**Work order 1:** Find every dollar amount written with a dollar sign in the essay on whether it is immoral to have children, and list them in the order they appear.
**Work order 2:** Extend the essay on whether it is immoral to have children with a few more paragraphs that follow from its final sentence.

Segment Start: Exercise text

Is it immoral to have children?
In “The Immorality of Having Children” (2013, pdf) Rachels presents the “Famine Relief Argument against Having Children”:
Conceiving and raising a child costs hundreds of thousands of dollars; that money would be far better spent on famine relief; therefore, conceiving and raising children is immoral.
They present this as a special case of Peter Singer’s argument from Famine, Affluence, and Morality (1972), which is why they haven’t called it something more reasonable like the “Opportunity Cost Argument”.
[Note: the use of “Famine Relief” here is in reference to Peter Singer’s 1972 example, but famine relief is not where your money does the most good. Treat the argument as “that money would be far better spent on GiveWell’s top charities” or whatever organization you think is most effective.]
It’s true that having and raising a child is very expensive. They use an estimate of $227k for the direct expenditure through age 18 while noting that college  and time costs could make this much higher. Let’s use a higher estimate of $500k to account for these. Considered over twenty years, that’s $25k/year or $2k/month. This puts it at the top of the range of expenses, next to housing. It’s also true that this money can do a lot of good when spent on effective charities. At GiveWell’s current best estimate of $2.3k this is enough money to save nearly one life per month. 
But perhaps we shouldn’t be thinking of this money as an expense at all, and instead more as an investment? Could having kids be a contender for the most effective charity? That is, could having and raising kids be one of the most effective things you could do with your time and money?
For example you could convince your kid to be unusually generous, donating far more than they cost to raise. Except that it’s much cheaper to convince other people’s kids to be generous, and our influence on the adult behavior of our children is not that big. Alternatively, if you’re unusually smart, by having kids you could help make there be more smart people in the future. But how many more generations will pass before we learn enough about the genetics of intelligence to make this aspect of parental genetics irrelevant? Rachels considers the idea that your having children might greatly benefit the world, and rightly finds it insufficient. While your child may do a lot of good, for the expense there are much better options. Having kids is not a contender for the most effective charity, or even very close.

Segment End: Exercise text
Segment Start: Information given

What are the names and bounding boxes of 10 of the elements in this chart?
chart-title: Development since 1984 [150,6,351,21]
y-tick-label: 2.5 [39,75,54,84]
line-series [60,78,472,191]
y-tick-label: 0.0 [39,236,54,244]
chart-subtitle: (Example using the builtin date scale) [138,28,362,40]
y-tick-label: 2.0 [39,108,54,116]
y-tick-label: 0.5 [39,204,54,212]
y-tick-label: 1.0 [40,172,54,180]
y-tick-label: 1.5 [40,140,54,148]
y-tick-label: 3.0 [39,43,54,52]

Segment End: Information given

**Final answer 1:** $227k, $500k, $25k/year, $2k/month, $2.3k

**Final answer 2:**
Having kids is a special case of spending your time and money in ways that make you happy. A moral system for human beings needs to allow some amount of this. It’s like working for $56k at a job you enjoy instead of getting $72k at a job you like less.  Or spending your free time reading instead of working extra hours building up a consulting business. Keeping in mind both the cost and that on average people don’t seem to be happier parenting, if having kids is what would make you most happy for the expense in time and money then it seems justified.
(This is how Julia and I thought of it when deciding whether we should have kids.)
I also posted this on my blog.
 College is currently in a huge state of flux. Advertised costs are rising far faster than inflation as colleges realize they can get away with near perfect price discrimination in the form of “either pay the extremely high sticker price or give us all your financial data so we can determine exactly how much you can afford.” At the same time online courses and mixed models are getting to where they can provide much of the value of traditional lecture courses, and in some ways do better. I have very little idea what to budget for college for a kid born now; likely costs range from “free” to “all you have”.
 Rachels uses a much lower number:
Givewell.org, which assesses charities, estimates that a life is saved for every $205 spent on expanding immunization coverage for children in Africa Sub-Saharan—apparently one of the most cost-effective projects. See L. Brenzel et al. 2006, p. 401
Their Brenzel citation is to the Vaccine-Preventable Diseases section of the DCP2. The $205 number is “Estimated cost per death averted for the Traditional Immunization Program in Sub-Saharan Africa and South Asia” in table 20.5.
 This is a $16k difference, which comes from taking $500k over 20 years and dividing by two for the two parents, and then adding some for taxes. Though the earnings difference is likely to last more like 40 years.